(Written request): Below are some records. Copy every line in them that holds "names".

(Input rows):
* * * * *

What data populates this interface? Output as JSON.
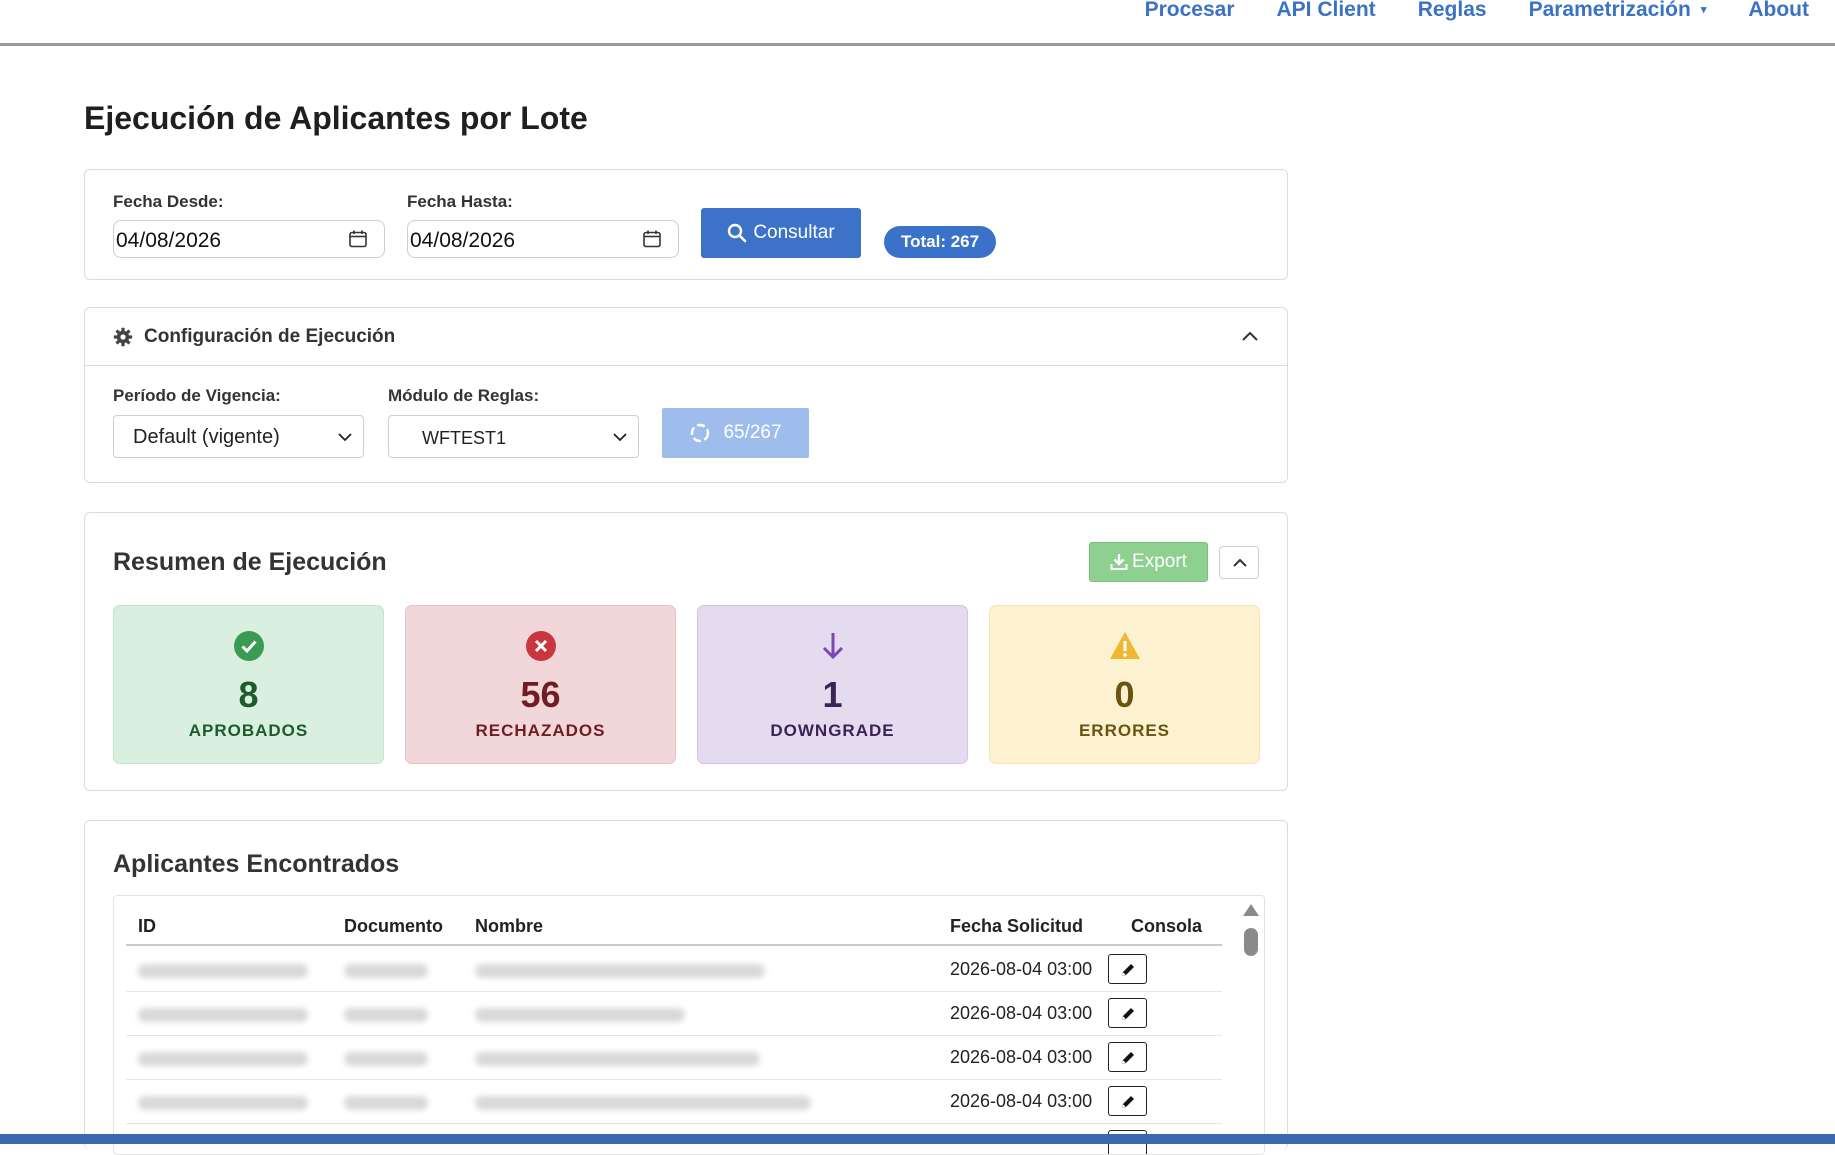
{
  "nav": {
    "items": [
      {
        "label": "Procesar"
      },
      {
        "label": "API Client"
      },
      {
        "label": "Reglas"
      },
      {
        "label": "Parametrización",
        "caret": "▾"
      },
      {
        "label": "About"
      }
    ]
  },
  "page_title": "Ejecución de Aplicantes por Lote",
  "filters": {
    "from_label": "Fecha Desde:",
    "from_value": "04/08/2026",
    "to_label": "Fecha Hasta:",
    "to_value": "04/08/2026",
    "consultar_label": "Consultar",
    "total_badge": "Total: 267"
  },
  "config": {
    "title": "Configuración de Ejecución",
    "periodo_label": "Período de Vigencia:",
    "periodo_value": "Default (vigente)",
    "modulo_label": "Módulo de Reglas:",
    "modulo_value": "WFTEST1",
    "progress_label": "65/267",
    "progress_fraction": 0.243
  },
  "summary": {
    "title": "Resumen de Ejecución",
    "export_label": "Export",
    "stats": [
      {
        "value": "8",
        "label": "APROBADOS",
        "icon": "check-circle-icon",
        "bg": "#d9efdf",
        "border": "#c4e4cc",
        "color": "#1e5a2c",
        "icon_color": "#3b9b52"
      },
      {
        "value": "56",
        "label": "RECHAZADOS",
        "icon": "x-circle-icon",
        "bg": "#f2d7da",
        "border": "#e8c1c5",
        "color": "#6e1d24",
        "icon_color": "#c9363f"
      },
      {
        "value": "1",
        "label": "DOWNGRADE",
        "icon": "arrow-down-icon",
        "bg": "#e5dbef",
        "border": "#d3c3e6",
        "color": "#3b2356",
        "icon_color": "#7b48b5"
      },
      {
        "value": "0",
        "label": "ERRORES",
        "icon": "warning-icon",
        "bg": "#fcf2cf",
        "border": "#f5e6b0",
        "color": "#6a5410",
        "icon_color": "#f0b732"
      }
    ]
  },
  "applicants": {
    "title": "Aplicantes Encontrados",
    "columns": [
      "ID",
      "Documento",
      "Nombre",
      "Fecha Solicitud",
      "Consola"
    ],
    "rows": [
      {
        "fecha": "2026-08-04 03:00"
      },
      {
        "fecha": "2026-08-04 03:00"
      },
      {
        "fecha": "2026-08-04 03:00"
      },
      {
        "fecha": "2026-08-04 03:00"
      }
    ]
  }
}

* * * * *

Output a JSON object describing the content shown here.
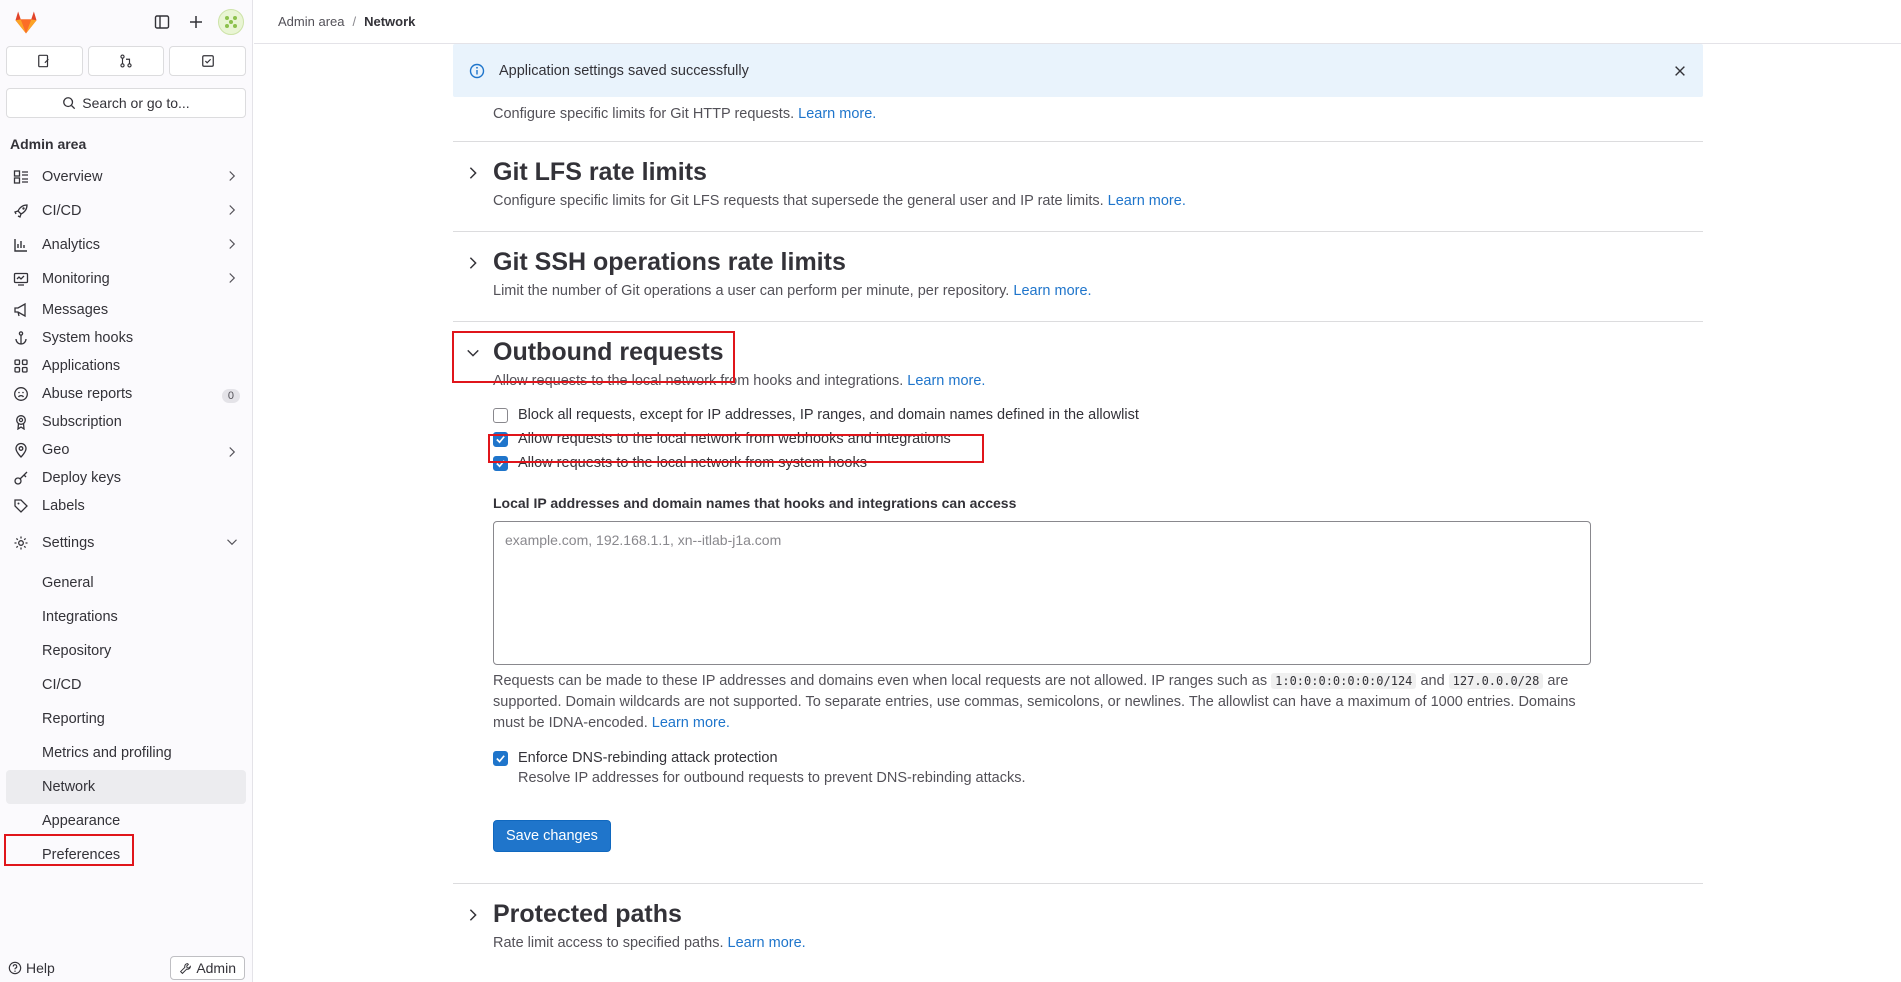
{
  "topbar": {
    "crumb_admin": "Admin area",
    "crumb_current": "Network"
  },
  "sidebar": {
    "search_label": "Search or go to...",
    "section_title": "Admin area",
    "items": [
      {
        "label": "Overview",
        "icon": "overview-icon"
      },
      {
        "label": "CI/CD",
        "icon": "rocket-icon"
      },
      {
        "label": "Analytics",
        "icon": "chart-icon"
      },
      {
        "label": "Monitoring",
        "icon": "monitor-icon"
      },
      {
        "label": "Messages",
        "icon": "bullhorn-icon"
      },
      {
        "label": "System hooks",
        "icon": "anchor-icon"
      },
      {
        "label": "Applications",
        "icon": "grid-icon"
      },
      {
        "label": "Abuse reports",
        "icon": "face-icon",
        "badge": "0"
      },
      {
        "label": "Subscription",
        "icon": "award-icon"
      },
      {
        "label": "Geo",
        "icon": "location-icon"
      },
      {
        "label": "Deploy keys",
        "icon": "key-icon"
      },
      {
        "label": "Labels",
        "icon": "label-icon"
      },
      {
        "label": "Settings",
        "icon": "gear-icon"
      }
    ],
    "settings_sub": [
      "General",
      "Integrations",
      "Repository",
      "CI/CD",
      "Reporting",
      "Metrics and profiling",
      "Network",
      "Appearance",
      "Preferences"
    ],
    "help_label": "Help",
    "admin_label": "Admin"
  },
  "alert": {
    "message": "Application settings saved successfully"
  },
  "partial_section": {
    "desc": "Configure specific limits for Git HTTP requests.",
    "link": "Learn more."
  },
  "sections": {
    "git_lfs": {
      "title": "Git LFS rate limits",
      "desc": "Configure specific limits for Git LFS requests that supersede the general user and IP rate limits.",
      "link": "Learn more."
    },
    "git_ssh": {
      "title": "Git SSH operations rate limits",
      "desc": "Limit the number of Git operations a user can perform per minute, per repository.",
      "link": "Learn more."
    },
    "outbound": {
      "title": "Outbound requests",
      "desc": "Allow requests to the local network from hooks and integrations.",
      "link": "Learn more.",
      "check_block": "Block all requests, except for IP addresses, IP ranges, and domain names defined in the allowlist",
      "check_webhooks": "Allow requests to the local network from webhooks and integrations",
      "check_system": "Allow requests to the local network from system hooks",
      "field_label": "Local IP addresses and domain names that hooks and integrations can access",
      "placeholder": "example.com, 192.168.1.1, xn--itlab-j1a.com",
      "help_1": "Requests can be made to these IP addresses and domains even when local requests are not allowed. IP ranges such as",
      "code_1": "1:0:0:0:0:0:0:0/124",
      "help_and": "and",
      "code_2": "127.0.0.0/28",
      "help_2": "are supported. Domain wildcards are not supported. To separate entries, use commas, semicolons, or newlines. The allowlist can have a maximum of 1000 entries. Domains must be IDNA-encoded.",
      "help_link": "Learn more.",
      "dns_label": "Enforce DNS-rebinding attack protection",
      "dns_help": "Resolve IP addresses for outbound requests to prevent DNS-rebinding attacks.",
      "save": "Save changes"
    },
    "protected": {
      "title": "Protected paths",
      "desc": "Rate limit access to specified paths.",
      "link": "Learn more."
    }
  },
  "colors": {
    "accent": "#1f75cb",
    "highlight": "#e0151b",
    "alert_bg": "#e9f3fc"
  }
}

* * * * *

(Task solution):
      "check_block": "Block all requests, except for IP addresses, IP ranges, and domain names defined in the allowlist",
      "field_label": "Local IP addresses and domain names that hooks and integrations can access",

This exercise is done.